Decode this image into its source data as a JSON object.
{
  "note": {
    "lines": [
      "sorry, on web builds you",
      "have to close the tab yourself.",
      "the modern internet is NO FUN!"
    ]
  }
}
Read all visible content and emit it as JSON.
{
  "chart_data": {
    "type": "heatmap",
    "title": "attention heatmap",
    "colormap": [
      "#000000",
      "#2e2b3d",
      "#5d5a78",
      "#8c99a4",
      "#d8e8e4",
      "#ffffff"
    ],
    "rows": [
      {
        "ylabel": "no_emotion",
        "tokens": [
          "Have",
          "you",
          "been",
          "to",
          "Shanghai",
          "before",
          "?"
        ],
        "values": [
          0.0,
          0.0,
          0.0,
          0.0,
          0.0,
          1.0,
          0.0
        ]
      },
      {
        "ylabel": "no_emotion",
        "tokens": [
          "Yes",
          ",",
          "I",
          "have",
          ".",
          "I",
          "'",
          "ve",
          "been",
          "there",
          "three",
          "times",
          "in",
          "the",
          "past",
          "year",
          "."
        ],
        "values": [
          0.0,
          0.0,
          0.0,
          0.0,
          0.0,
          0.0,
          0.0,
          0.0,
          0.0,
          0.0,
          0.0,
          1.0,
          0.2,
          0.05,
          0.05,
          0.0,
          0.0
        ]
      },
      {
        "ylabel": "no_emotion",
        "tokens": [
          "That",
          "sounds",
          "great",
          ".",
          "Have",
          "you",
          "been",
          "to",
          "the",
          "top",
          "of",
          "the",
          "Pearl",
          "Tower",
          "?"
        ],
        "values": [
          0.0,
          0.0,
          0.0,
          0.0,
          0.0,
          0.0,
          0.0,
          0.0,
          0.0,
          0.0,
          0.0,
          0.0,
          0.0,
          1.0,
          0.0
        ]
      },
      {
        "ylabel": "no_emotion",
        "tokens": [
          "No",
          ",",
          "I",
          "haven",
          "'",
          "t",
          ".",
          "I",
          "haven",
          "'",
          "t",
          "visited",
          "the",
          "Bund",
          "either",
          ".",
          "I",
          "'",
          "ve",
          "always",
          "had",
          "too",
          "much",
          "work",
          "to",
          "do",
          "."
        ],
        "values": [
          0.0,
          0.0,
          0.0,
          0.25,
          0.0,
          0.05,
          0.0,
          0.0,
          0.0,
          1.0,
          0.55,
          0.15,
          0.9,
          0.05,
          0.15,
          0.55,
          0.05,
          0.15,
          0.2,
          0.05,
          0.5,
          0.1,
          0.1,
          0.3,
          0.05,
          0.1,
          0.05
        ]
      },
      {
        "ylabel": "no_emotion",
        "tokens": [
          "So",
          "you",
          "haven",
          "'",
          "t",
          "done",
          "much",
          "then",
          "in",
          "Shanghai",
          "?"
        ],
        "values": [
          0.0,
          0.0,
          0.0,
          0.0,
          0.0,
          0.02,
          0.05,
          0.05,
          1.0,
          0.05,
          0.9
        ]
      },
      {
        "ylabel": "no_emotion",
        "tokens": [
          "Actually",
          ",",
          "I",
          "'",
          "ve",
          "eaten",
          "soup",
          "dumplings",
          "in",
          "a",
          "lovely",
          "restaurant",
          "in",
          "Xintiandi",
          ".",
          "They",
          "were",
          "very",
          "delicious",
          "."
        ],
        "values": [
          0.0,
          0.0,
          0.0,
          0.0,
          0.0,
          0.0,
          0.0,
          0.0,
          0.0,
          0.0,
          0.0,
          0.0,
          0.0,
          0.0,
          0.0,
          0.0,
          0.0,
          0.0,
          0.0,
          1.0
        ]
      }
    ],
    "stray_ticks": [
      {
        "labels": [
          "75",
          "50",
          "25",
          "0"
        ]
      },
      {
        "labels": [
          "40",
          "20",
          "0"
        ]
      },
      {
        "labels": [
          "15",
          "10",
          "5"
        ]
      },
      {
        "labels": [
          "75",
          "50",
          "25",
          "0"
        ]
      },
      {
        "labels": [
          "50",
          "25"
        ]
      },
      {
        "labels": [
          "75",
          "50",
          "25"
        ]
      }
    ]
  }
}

EXERCISE DESCRIPTION: Lines that include the word "heatmap" — how many are there in the data? Answer with the number alone.

SOLUTION TO THIS EXERCISE: 2